• [What to produce]: Copy out all lines that hold "resonance".

——————

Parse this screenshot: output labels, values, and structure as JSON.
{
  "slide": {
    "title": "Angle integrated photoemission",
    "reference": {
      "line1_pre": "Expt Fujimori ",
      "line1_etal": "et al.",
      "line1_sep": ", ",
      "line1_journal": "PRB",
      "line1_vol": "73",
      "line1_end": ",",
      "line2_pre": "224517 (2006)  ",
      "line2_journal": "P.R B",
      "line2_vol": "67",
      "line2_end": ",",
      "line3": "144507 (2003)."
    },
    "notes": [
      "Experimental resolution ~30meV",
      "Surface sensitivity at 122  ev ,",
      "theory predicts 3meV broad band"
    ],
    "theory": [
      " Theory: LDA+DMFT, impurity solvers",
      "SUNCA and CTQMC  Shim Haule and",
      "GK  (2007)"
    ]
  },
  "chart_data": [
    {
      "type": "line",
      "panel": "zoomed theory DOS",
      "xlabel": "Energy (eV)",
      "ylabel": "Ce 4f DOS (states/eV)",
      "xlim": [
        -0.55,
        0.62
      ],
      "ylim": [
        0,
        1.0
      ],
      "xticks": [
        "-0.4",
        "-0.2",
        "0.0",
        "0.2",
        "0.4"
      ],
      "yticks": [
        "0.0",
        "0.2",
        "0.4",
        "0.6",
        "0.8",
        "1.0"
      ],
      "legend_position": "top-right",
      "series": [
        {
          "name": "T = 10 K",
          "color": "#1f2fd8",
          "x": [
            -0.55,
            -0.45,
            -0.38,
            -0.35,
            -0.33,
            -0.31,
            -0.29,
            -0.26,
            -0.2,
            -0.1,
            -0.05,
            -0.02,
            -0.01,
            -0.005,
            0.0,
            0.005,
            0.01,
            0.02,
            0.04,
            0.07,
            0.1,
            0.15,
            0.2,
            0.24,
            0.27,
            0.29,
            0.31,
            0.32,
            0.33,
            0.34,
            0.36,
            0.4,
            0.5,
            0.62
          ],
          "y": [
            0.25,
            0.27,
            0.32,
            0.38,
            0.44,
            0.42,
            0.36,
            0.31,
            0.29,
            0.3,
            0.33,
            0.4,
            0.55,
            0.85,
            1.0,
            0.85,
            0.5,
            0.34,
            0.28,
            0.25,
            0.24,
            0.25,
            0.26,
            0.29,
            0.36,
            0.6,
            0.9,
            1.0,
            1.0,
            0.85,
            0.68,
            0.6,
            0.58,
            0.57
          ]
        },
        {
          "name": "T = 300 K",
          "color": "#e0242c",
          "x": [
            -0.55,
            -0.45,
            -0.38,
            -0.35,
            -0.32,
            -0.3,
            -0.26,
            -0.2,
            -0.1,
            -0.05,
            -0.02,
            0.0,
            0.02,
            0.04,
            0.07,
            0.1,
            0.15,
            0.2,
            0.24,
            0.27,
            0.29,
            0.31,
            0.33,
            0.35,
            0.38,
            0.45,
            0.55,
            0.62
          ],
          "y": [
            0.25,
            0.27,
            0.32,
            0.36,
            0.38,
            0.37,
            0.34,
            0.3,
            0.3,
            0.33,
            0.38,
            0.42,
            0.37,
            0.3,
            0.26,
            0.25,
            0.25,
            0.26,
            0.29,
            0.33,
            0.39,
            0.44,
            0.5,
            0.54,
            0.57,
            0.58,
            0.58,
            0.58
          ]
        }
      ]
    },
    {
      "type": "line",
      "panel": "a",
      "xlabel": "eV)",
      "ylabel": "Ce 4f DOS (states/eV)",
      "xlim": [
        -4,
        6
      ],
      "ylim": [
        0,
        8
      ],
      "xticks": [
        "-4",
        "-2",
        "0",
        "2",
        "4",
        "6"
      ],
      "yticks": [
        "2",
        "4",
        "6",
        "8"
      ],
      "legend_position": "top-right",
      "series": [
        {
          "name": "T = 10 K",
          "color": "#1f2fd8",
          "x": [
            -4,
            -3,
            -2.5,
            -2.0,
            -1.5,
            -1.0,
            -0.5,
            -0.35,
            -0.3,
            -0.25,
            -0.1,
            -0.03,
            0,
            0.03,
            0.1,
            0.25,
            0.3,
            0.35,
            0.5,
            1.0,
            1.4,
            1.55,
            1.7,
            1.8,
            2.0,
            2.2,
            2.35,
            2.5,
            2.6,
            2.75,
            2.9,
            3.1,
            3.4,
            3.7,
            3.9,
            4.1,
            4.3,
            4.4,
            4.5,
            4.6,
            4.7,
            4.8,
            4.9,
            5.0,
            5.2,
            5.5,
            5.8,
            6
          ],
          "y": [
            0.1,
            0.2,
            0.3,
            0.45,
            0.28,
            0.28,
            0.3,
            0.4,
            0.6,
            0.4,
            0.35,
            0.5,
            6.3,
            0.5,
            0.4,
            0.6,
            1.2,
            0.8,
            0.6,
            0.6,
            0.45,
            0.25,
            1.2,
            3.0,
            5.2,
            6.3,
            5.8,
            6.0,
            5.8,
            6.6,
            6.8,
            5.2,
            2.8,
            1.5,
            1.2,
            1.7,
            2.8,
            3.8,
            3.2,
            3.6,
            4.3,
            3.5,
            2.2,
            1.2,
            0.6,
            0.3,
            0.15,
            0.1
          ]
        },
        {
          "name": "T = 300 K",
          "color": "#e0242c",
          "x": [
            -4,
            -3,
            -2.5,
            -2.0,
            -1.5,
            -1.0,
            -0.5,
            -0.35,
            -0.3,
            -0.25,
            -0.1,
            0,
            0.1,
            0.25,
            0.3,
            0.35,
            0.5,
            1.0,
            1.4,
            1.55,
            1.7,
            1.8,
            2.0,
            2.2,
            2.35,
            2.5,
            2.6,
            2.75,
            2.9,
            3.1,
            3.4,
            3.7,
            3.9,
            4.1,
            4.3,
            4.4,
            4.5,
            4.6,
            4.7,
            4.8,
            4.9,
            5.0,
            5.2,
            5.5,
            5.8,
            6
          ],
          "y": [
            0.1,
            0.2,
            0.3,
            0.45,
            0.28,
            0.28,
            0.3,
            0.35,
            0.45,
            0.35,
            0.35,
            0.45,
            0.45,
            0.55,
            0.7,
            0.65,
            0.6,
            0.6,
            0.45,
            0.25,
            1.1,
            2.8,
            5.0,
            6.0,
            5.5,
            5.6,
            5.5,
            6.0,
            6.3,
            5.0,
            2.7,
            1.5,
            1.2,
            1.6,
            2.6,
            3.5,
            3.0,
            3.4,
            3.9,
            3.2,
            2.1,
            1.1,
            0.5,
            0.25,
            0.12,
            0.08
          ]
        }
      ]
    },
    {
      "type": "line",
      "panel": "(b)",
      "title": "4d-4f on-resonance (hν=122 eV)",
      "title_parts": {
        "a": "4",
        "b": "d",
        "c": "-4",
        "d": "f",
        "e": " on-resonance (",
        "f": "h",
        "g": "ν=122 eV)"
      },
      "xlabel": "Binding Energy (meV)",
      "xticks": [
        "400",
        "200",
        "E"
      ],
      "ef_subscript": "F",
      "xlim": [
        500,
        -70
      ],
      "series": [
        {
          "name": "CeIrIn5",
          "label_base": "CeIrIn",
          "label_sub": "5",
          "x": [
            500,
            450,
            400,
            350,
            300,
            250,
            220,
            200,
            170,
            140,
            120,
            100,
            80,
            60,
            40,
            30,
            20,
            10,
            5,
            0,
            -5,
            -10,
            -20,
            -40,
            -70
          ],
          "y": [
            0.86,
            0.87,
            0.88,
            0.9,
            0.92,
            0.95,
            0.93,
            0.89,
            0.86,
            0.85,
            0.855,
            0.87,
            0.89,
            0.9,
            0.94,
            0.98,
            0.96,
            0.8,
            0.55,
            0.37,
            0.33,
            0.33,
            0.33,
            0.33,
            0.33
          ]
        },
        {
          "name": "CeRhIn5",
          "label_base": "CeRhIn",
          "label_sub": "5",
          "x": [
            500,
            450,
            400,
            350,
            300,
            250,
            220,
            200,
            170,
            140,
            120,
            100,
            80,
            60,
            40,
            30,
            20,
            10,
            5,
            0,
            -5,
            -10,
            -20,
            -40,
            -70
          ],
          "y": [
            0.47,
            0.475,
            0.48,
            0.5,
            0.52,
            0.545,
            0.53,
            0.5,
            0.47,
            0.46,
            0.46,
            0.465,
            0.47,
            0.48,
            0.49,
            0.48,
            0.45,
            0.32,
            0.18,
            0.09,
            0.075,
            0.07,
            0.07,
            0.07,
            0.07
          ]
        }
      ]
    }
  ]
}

——————

• [Exercise solution]:
      "title": "4d-4f on-resonance (hν=122 eV)",
        "e": " on-resonance (",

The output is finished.